● **The exercise**:
Give the data a second time, exactly and in full.

● **Data records**:
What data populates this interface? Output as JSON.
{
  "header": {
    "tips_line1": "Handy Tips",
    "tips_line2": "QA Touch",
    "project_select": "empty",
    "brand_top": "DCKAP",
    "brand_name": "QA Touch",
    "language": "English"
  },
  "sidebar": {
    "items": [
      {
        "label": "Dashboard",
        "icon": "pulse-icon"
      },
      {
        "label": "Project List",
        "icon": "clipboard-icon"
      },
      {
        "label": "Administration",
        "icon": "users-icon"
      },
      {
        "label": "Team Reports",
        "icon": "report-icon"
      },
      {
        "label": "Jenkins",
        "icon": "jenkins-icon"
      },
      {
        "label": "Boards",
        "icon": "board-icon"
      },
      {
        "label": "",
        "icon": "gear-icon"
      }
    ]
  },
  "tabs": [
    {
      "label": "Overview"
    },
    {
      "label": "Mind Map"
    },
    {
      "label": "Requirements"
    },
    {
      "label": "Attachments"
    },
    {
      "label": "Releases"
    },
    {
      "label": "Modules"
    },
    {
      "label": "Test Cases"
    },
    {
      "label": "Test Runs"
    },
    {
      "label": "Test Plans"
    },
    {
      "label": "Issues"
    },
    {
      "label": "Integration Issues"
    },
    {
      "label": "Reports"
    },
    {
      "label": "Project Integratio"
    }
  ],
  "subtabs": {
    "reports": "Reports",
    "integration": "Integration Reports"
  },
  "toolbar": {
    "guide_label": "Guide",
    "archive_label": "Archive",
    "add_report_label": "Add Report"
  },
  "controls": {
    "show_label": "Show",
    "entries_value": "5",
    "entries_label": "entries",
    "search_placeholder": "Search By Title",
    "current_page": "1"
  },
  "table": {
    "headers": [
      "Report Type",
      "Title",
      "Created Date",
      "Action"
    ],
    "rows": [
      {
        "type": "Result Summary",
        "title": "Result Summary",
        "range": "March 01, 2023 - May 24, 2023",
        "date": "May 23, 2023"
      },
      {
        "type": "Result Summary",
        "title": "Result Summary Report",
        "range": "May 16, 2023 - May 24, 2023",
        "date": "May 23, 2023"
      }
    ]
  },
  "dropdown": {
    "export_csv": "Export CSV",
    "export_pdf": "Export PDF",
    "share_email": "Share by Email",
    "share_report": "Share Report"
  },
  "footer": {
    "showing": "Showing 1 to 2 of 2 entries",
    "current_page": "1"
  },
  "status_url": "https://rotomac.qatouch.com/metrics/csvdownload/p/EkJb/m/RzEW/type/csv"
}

● **Task response**:
What data populates this interface? Output as JSON.
{
  "header": {
    "tips_line1": "Handy Tips",
    "tips_line2": "QA Touch",
    "project_select": "empty",
    "brand_top": "DCKAP",
    "brand_name": "QA Touch",
    "language": "English"
  },
  "sidebar": {
    "items": [
      {
        "label": "Dashboard",
        "icon": "pulse-icon"
      },
      {
        "label": "Project List",
        "icon": "clipboard-icon"
      },
      {
        "label": "Administration",
        "icon": "users-icon"
      },
      {
        "label": "Team Reports",
        "icon": "report-icon"
      },
      {
        "label": "Jenkins",
        "icon": "jenkins-icon"
      },
      {
        "label": "Boards",
        "icon": "board-icon"
      },
      {
        "label": "",
        "icon": "gear-icon"
      }
    ]
  },
  "tabs": [
    {
      "label": "Overview"
    },
    {
      "label": "Mind Map"
    },
    {
      "label": "Requirements"
    },
    {
      "label": "Attachments"
    },
    {
      "label": "Releases"
    },
    {
      "label": "Modules"
    },
    {
      "label": "Test Cases"
    },
    {
      "label": "Test Runs"
    },
    {
      "label": "Test Plans"
    },
    {
      "label": "Issues"
    },
    {
      "label": "Integration Issues"
    },
    {
      "label": "Reports"
    },
    {
      "label": "Project Integratio"
    }
  ],
  "subtabs": {
    "reports": "Reports",
    "integration": "Integration Reports"
  },
  "toolbar": {
    "guide_label": "Guide",
    "archive_label": "Archive",
    "add_report_label": "Add Report"
  },
  "controls": {
    "show_label": "Show",
    "entries_value": "5",
    "entries_label": "entries",
    "search_placeholder": "Search By Title",
    "current_page": "1"
  },
  "table": {
    "headers": [
      "Report Type",
      "Title",
      "Created Date",
      "Action"
    ],
    "rows": [
      {
        "type": "Result Summary",
        "title": "Result Summary",
        "range": "March 01, 2023 - May 24, 2023",
        "date": "May 23, 2023"
      },
      {
        "type": "Result Summary",
        "title": "Result Summary Report",
        "range": "May 16, 2023 - May 24, 2023",
        "date": "May 23, 2023"
      }
    ]
  },
  "dropdown": {
    "export_csv": "Export CSV",
    "export_pdf": "Export PDF",
    "share_email": "Share by Email",
    "share_report": "Share Report"
  },
  "footer": {
    "showing": "Showing 1 to 2 of 2 entries",
    "current_page": "1"
  },
  "status_url": "https://rotomac.qatouch.com/metrics/csvdownload/p/EkJb/m/RzEW/type/csv"
}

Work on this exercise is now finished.